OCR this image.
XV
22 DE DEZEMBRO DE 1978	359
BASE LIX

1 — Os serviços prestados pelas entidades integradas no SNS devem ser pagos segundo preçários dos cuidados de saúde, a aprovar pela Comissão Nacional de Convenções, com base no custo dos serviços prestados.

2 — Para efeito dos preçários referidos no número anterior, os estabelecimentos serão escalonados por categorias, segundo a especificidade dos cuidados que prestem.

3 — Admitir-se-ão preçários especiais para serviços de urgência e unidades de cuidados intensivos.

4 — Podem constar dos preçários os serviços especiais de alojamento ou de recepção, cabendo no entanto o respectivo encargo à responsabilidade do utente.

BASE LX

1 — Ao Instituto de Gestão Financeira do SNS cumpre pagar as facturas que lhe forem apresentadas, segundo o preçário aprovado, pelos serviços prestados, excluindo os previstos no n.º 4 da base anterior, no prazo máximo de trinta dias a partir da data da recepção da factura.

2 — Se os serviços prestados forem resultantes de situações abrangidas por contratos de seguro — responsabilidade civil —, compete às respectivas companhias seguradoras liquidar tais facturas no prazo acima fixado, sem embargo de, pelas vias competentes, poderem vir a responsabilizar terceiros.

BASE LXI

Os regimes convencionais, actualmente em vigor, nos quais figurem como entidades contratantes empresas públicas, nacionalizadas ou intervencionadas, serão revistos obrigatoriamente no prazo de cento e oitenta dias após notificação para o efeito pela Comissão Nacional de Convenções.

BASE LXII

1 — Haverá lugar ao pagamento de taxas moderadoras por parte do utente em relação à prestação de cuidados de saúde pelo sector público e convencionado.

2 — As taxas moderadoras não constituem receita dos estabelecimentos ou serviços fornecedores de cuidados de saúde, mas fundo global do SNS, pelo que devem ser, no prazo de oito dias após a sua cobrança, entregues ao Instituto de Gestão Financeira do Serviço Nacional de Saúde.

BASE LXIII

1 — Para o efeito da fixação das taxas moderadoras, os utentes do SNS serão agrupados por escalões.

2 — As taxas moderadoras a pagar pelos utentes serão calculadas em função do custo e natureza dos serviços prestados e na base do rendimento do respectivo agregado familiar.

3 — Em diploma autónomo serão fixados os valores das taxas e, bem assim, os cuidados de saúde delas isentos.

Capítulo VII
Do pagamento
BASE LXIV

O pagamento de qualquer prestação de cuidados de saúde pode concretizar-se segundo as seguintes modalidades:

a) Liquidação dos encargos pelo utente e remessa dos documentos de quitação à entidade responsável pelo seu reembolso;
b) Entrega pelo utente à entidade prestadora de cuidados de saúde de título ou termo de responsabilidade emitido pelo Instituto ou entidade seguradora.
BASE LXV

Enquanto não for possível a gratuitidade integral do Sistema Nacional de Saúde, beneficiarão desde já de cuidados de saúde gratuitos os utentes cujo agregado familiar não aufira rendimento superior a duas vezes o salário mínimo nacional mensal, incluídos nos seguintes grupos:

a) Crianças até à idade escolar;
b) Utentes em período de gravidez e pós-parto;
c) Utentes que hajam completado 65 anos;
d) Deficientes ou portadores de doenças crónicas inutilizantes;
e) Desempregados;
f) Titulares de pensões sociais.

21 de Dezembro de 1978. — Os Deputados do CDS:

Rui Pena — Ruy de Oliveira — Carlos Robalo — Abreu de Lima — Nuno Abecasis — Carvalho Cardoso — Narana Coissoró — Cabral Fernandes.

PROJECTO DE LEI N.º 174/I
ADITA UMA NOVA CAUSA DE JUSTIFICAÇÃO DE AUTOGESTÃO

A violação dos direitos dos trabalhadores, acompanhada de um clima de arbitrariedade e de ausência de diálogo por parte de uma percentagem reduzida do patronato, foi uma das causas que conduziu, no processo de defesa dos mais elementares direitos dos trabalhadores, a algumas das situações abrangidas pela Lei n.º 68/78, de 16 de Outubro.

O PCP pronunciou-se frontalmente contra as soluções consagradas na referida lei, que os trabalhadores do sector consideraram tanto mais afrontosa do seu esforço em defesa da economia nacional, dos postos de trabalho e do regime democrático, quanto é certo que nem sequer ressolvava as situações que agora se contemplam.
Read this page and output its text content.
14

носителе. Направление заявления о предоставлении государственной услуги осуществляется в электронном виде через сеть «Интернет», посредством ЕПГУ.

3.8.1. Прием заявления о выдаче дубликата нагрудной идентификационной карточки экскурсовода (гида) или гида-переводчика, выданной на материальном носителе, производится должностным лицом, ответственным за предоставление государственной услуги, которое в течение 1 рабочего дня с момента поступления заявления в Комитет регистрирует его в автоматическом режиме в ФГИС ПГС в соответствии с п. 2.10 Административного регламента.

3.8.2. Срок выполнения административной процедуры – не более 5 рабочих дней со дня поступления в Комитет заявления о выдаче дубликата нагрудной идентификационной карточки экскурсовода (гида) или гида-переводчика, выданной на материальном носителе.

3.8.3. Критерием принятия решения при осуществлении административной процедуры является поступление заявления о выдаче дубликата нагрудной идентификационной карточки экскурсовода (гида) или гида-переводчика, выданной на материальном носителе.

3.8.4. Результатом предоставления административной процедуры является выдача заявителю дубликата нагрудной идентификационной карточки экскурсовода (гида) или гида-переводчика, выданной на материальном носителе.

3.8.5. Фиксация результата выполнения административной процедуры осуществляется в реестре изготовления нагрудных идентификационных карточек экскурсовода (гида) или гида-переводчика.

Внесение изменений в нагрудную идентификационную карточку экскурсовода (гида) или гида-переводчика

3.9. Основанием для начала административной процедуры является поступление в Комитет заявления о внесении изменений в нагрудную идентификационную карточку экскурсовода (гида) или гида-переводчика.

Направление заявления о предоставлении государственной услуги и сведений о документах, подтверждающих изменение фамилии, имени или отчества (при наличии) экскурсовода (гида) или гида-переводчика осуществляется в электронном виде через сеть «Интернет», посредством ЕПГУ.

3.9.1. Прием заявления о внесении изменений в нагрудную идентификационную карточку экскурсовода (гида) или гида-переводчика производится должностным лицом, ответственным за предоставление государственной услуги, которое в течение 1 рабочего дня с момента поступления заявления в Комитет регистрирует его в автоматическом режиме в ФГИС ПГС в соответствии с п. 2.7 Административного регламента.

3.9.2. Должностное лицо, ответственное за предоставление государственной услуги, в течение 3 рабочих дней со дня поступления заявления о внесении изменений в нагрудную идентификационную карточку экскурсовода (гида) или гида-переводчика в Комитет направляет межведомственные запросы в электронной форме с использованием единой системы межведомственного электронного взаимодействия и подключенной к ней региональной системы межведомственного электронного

GIVEN INSTRUCTION: Write the data out again in full and exactly.

THE REPLY:
OCR this image.
XV
22 DE DEZEMBRO DE 1978	359
BASE LIX

1 — Os serviços prestados pelas entidades integradas no SNS devem ser pagos segundo preçários dos cuidados de saúde, a aprovar pela Comissão Nacional de Convenções, com base no custo dos serviços prestados.

2 — Para efeito dos preçários referidos no número anterior, os estabelecimentos serão escalonados por categorias, segundo a especificidade dos cuidados que prestem.

3 — Admitir-se-ão preçários especiais para serviços de urgência e unidades de cuidados intensivos.

4 — Podem constar dos preçários os serviços especiais de alojamento ou de recepção, cabendo no entanto o respectivo encargo à responsabilidade do utente.

BASE LX

1 — Ao Instituto de Gestão Financeira do SNS cumpre pagar as facturas que lhe forem apresentadas, segundo o preçário aprovado, pelos serviços prestados, excluindo os previstos no n.º 4 da base anterior, no prazo máximo de trinta dias a partir da data da recepção da factura.

2 — Se os serviços prestados forem resultantes de situações abrangidas por contratos de seguro — responsabilidade civil —, compete às respectivas companhias seguradoras liquidar tais facturas no prazo acima fixado, sem embargo de, pelas vias competentes, poderem vir a responsabilizar terceiros.

BASE LXI

Os regimes convencionais, actualmente em vigor, nos quais figurem como entidades contratantes empresas públicas, nacionalizadas ou intervencionadas, serão revistos obrigatoriamente no prazo de cento e oitenta dias após notificação para o efeito pela Comissão Nacional de Convenções.

BASE LXII

1 — Haverá lugar ao pagamento de taxas moderadoras por parte do utente em relação à prestação de cuidados de saúde pelo sector público e convencionado.

2 — As taxas moderadoras não constituem receita dos estabelecimentos ou serviços fornecedores de cuidados de saúde, mas fundo global do SNS, pelo que devem ser, no prazo de oito dias após a sua cobrança, entregues ao Instituto de Gestão Financeira do Serviço Nacional de Saúde.

BASE LXIII

1 — Para o efeito da fixação das taxas moderadoras, os utentes do SNS serão agrupados por escalões.

2 — As taxas moderadoras a pagar pelos utentes serão calculadas em função do custo e natureza dos serviços prestados e na base do rendimento do respectivo agregado familiar.

3 — Em diploma autónomo serão fixados os valores das taxas e, bem assim, os cuidados de saúde delas isentos.

Capítulo VII
Do pagamento
BASE LXIV

O pagamento de qualquer prestação de cuidados de saúde pode concretizar-se segundo as seguintes modalidades:

a) Liquidação dos encargos pelo utente e remessa dos documentos de quitação à entidade responsável pelo seu reembolso;
b) Entrega pelo utente à entidade prestadora de cuidados de saúde de título ou termo de responsabilidade emitido pelo Instituto ou entidade seguradora.
BASE LXV

Enquanto não for possível a gratuitidade integral do Sistema Nacional de Saúde, beneficiarão desde já de cuidados de saúde gratuitos os utentes cujo agregado familiar não aufira rendimento superior a duas vezes o salário mínimo nacional mensal, incluídos nos seguintes grupos:

a) Crianças até à idade escolar;
b) Utentes em período de gravidez e pós-parto;
c) Utentes que hajam completado 65 anos;
d) Deficientes ou portadores de doenças crónicas inutilizantes;
e) Desempregados;
f) Titulares de pensões sociais.

21 de Dezembro de 1978. — Os Deputados do CDS:

Rui Pena — Ruy de Oliveira — Carlos Robalo — Abreu de Lima — Nuno Abecasis — Carvalho Cardoso — Narana Coissoró — Cabral Fernandes.

PROJECTO DE LEI N.º 174/I
ADITA UMA NOVA CAUSA DE JUSTIFICAÇÃO DE AUTOGESTÃO

A violação dos direitos dos trabalhadores, acompanhada de um clima de arbitrariedade e de ausência de diálogo por parte de uma percentagem reduzida do patronato, foi uma das causas que conduziu, no processo de defesa dos mais elementares direitos dos trabalhadores, a algumas das situações abrangidas pela Lei n.º 68/78, de 16 de Outubro.

O PCP pronunciou-se frontalmente contra as soluções consagradas na referida lei, que os trabalhadores do sector consideraram tanto mais afrontosa do seu esforço em defesa da economia nacional, dos postos de trabalho e do regime democrático, quanto é certo que nem sequer ressolvava as situações que agora se contemplam.
Read this page and output its text content.
14

носителе. Направление заявления о предоставлении государственной услуги осуществляется в электронном виде через сеть «Интернет», посредством ЕПГУ.

3.8.1. Прием заявления о выдаче дубликата нагрудной идентификационной карточки экскурсовода (гида) или гида-переводчика, выданной на материальном носителе, производится должностным лицом, ответственным за предоставление государственной услуги, которое в течение 1 рабочего дня с момента поступления заявления в Комитет регистрирует его в автоматическом режиме в ФГИС ПГС в соответствии с п. 2.10 Административного регламента.

3.8.2. Срок выполнения административной процедуры – не более 5 рабочих дней со дня поступления в Комитет заявления о выдаче дубликата нагрудной идентификационной карточки экскурсовода (гида) или гида-переводчика, выданной на материальном носителе.

3.8.3. Критерием принятия решения при осуществлении административной процедуры является поступление заявления о выдаче дубликата нагрудной идентификационной карточки экскурсовода (гида) или гида-переводчика, выданной на материальном носителе.

3.8.4. Результатом предоставления административной процедуры является выдача заявителю дубликата нагрудной идентификационной карточки экскурсовода (гида) или гида-переводчика, выданной на материальном носителе.

3.8.5. Фиксация результата выполнения административной процедуры осуществляется в реестре изготовления нагрудных идентификационных карточек экскурсовода (гида) или гида-переводчика.

Внесение изменений в нагрудную идентификационную карточку экскурсовода (гида) или гида-переводчика

3.9. Основанием для начала административной процедуры является поступление в Комитет заявления о внесении изменений в нагрудную идентификационную карточку экскурсовода (гида) или гида-переводчика.

Направление заявления о предоставлении государственной услуги и сведений о документах, подтверждающих изменение фамилии, имени или отчества (при наличии) экскурсовода (гида) или гида-переводчика осуществляется в электронном виде через сеть «Интернет», посредством ЕПГУ.

3.9.1. Прием заявления о внесении изменений в нагрудную идентификационную карточку экскурсовода (гида) или гида-переводчика производится должностным лицом, ответственным за предоставление государственной услуги, которое в течение 1 рабочего дня с момента поступления заявления в Комитет регистрирует его в автоматическом режиме в ФГИС ПГС в соответствии с п. 2.7 Административного регламента.

3.9.2. Должностное лицо, ответственное за предоставление государственной услуги, в течение 3 рабочих дней со дня поступления заявления о внесении изменений в нагрудную идентификационную карточку экскурсовода (гида) или гида-переводчика в Комитет направляет межведомственные запросы в электронной форме с использованием единой системы межведомственного электронного взаимодействия и подключенной к ней региональной системы межведомственного электронного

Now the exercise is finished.